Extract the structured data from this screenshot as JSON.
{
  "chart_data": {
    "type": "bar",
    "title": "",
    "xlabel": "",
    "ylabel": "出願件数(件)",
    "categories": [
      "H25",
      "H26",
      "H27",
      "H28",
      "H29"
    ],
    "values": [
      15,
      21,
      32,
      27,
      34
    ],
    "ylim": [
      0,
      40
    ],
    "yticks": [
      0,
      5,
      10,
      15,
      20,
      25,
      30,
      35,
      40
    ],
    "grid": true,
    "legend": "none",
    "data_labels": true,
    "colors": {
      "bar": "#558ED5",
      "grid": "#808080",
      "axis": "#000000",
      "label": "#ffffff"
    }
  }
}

+ + +

- [EXERCISE PROMPT]: Restate each of the entries above verbatim.

- [FINISHED ANSWER]:
Extract the structured data from this screenshot as JSON.
{
  "chart_data": {
    "type": "bar",
    "title": "",
    "xlabel": "",
    "ylabel": "出願件数(件)",
    "categories": [
      "H25",
      "H26",
      "H27",
      "H28",
      "H29"
    ],
    "values": [
      15,
      21,
      32,
      27,
      34
    ],
    "ylim": [
      0,
      40
    ],
    "yticks": [
      0,
      5,
      10,
      15,
      20,
      25,
      30,
      35,
      40
    ],
    "grid": true,
    "legend": "none",
    "data_labels": true,
    "colors": {
      "bar": "#558ED5",
      "grid": "#808080",
      "axis": "#000000",
      "label": "#ffffff"
    }
  }
}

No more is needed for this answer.